Goal of the exercise: Show every line below where "name" can be found.

[Extracts from a graphics dataset]
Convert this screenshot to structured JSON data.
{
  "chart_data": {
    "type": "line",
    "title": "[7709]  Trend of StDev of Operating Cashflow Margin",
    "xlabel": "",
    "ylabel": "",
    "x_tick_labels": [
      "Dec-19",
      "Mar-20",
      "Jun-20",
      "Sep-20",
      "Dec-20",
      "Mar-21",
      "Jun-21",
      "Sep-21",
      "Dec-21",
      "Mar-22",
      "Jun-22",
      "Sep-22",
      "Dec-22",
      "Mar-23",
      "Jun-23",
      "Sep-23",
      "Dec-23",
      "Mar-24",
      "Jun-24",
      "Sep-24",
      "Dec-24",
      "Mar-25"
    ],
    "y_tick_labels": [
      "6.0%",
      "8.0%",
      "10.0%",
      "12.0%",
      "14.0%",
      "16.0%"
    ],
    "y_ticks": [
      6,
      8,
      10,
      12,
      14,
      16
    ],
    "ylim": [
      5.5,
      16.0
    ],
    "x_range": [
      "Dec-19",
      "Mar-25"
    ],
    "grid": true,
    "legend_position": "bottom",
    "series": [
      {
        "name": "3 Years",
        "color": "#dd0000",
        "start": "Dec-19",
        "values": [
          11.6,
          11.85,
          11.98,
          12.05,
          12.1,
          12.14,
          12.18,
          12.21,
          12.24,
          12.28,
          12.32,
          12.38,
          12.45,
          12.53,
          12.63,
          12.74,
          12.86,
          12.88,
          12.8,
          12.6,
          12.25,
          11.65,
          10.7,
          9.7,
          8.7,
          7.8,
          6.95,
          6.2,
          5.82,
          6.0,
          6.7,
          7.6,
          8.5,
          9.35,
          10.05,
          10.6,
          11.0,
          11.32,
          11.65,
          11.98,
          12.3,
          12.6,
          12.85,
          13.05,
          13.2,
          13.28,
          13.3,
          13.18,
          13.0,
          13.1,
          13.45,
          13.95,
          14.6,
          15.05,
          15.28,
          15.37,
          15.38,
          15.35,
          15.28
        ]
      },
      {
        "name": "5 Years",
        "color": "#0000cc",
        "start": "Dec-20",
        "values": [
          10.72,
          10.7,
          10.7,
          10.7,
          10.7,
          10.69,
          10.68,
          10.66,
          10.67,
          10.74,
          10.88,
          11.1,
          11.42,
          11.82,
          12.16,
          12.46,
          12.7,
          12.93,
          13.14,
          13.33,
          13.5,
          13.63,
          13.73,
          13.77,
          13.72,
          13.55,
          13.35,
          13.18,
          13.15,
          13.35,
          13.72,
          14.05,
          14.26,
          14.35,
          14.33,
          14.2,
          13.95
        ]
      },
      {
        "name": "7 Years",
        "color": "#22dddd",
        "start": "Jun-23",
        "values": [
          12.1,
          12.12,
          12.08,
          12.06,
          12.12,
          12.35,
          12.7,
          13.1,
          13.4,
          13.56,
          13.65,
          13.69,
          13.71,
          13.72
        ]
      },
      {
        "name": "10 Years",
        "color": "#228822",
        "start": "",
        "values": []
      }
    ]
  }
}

Output for this exercise:
        "name": "3 Years",
        "name": "5 Years",
        "name": "7 Years",
        "name": "10 Years",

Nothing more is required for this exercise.